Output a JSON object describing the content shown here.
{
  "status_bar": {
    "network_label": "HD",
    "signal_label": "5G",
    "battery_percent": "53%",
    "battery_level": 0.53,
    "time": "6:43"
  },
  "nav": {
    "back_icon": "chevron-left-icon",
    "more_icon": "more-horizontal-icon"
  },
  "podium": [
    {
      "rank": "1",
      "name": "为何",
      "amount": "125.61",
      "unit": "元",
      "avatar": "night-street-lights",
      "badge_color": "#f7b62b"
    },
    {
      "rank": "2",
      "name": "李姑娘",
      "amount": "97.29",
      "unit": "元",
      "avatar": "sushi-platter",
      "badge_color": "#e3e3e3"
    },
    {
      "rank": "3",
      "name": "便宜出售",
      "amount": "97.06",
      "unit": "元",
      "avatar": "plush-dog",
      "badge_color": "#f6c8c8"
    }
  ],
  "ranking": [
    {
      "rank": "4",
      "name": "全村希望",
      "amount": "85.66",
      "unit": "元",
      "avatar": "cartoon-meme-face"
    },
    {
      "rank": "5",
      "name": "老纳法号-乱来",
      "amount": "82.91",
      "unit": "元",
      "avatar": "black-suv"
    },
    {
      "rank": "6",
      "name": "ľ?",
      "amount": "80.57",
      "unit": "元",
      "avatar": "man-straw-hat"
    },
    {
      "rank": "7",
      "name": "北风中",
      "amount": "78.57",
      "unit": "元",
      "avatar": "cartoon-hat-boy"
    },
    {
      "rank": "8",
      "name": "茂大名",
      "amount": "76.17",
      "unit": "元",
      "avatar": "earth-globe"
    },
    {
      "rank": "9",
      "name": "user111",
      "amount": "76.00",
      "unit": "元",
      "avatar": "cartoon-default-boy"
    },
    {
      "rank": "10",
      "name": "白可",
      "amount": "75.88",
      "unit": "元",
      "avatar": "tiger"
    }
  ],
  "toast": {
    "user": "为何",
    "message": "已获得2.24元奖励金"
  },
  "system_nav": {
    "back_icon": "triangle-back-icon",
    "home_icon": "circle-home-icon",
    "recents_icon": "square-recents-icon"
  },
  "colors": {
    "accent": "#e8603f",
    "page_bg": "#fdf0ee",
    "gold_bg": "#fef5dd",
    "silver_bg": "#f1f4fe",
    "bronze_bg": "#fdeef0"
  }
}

To be done: Report how many lines of the data hold the string "icon"; give only the number.

Task result: 5